Task to carry out: Rewrite the rows below with every "value-label" changed to "data-label" and everything else kept the same. Omit the pictures from your version.

=-=-=

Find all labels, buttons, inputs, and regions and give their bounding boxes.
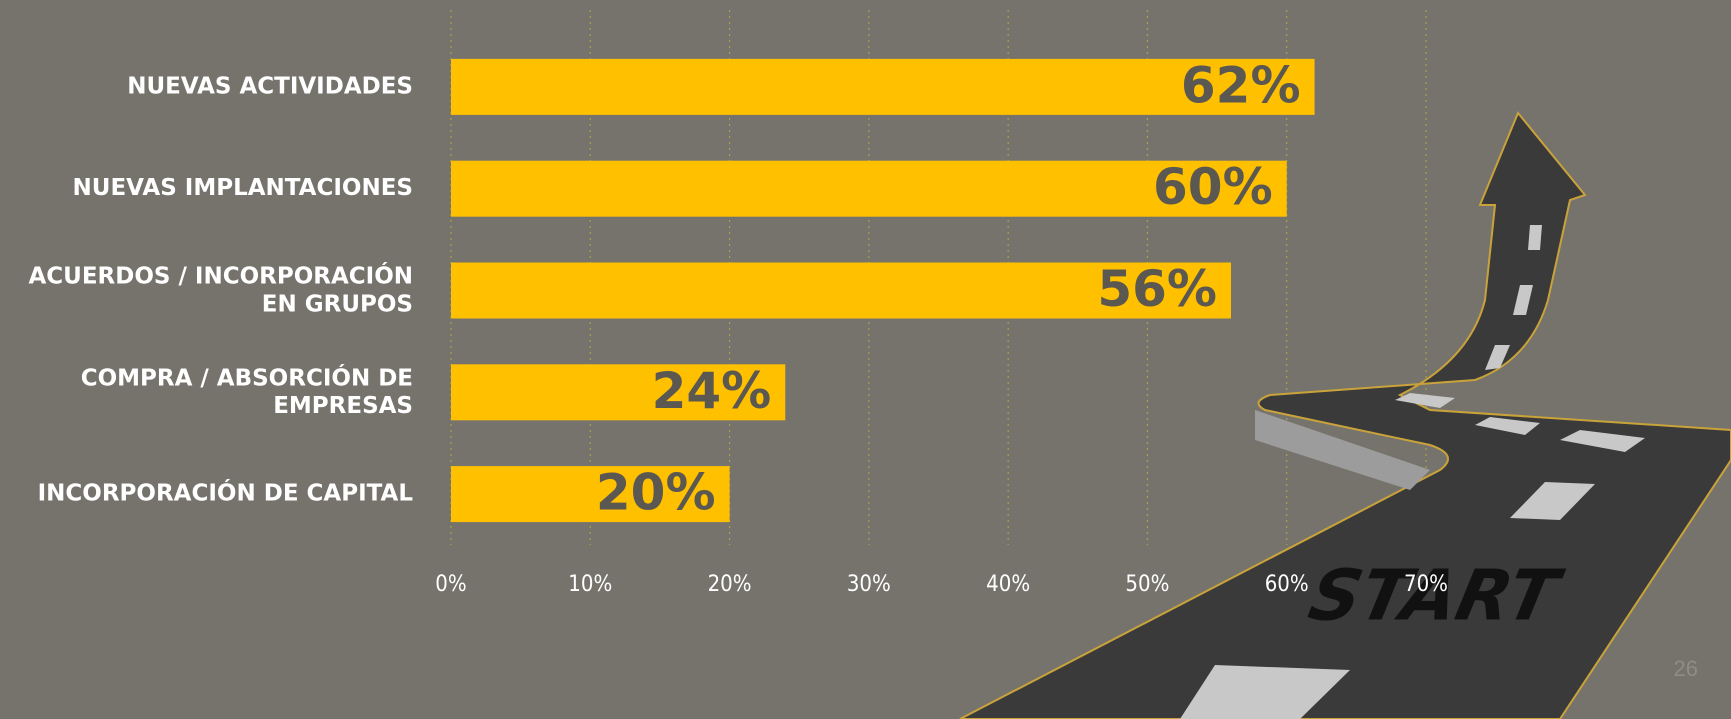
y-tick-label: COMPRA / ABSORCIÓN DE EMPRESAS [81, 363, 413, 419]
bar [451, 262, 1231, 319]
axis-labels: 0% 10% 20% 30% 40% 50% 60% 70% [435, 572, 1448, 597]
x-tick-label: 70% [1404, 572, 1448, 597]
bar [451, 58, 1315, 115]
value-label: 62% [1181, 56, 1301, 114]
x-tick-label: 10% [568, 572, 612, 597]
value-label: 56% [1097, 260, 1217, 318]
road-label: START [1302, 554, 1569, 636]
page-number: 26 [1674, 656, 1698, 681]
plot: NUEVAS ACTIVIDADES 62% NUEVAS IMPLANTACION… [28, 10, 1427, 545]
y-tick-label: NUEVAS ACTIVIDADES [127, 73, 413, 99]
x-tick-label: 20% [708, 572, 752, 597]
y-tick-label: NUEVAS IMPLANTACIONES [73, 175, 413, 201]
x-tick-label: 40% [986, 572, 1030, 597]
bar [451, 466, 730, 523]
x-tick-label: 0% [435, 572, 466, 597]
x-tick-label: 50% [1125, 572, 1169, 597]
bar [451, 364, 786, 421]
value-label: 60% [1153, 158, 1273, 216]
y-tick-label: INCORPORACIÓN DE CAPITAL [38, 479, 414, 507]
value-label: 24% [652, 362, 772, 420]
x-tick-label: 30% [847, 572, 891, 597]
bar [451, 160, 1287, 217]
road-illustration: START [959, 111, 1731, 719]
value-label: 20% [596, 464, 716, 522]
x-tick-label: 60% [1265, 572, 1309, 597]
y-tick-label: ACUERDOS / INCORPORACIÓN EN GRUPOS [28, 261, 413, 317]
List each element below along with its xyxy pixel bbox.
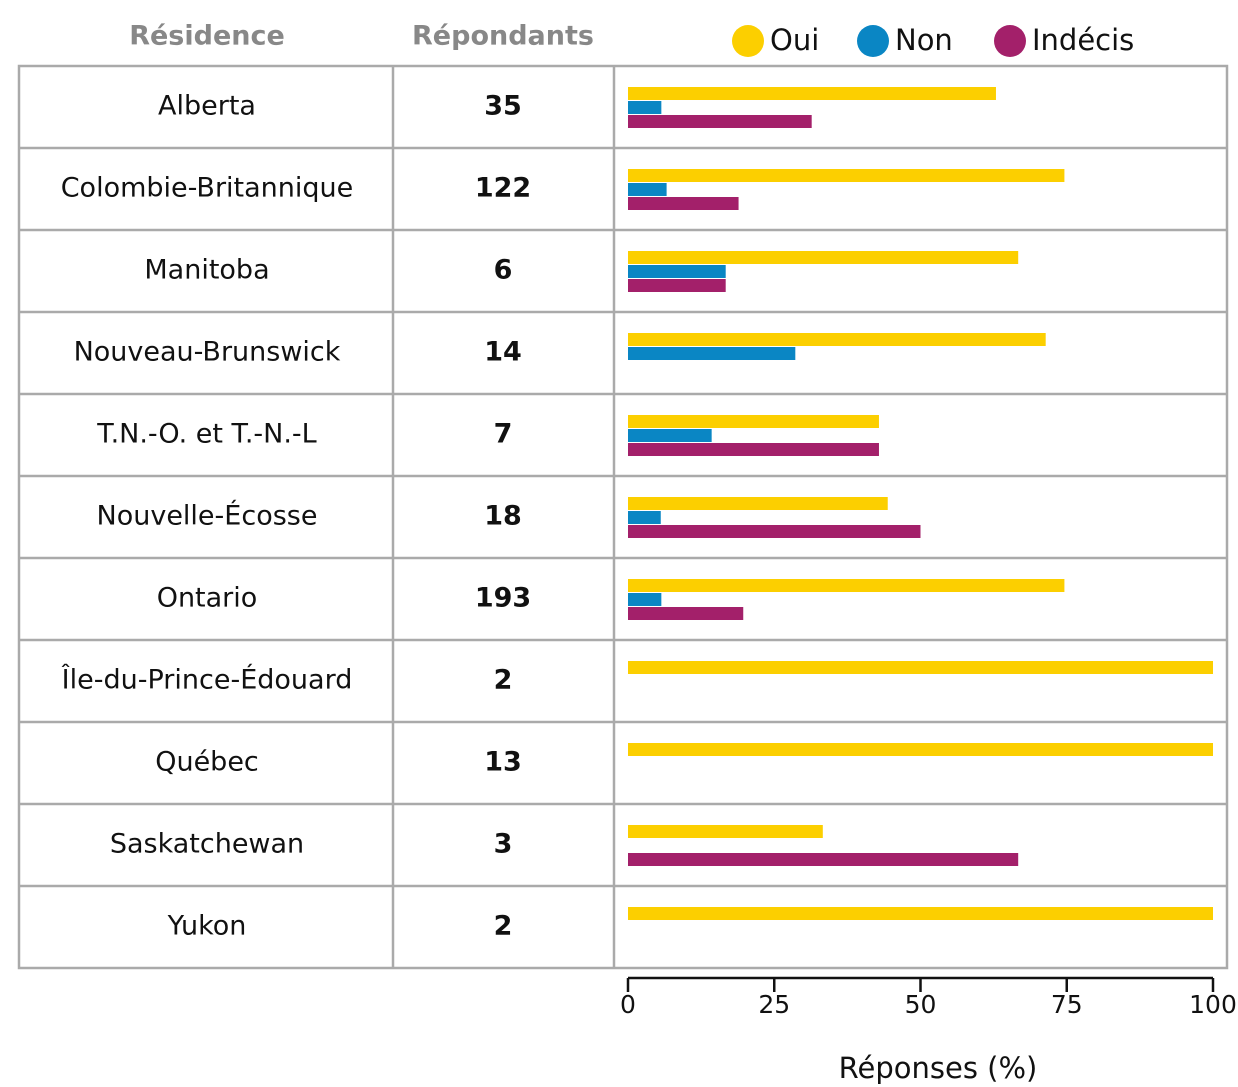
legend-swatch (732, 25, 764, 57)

=-=-=

Solved problem:
Find all labels, buttons, inputs, and regions and give their bounding boxes.
y-tick-label: COMPRA / ABSORCIÓN DE EMPRESAS [81, 363, 413, 419]
bar [451, 262, 1231, 319]
axis-labels: 0% 10% 20% 30% 40% 50% 60% 70% [435, 572, 1448, 597]
x-tick-label: 70% [1404, 572, 1448, 597]
bar [451, 58, 1315, 115]
data-label: 62% [1181, 56, 1301, 114]
x-tick-label: 10% [568, 572, 612, 597]
data-label: 56% [1097, 260, 1217, 318]
road-label: START [1302, 554, 1569, 636]
page-number: 26 [1674, 656, 1698, 681]
plot: NUEVAS ACTIVIDADES 62% NUEVAS IMPLANTACION… [28, 10, 1427, 545]
y-tick-label: NUEVAS ACTIVIDADES [127, 73, 413, 99]
x-tick-label: 20% [708, 572, 752, 597]
y-tick-label: NUEVAS IMPLANTACIONES [73, 175, 413, 201]
x-tick-label: 40% [986, 572, 1030, 597]
bar [451, 466, 730, 523]
x-tick-label: 0% [435, 572, 466, 597]
x-tick-label: 50% [1125, 572, 1169, 597]
bar [451, 364, 786, 421]
data-label: 60% [1153, 158, 1273, 216]
y-tick-label: INCORPORACIÓN DE CAPITAL [38, 479, 414, 507]
data-label: 24% [652, 362, 772, 420]
x-tick-label: 30% [847, 572, 891, 597]
bar [451, 160, 1287, 217]
road-illustration: START [959, 111, 1731, 719]
data-label: 20% [596, 464, 716, 522]
x-tick-label: 60% [1265, 572, 1309, 597]
y-tick-label: ACUERDOS / INCORPORACIÓN EN GRUPOS [28, 261, 413, 317]
List each element below along with its xyxy pixel bbox.
legend-swatch (732, 25, 764, 57)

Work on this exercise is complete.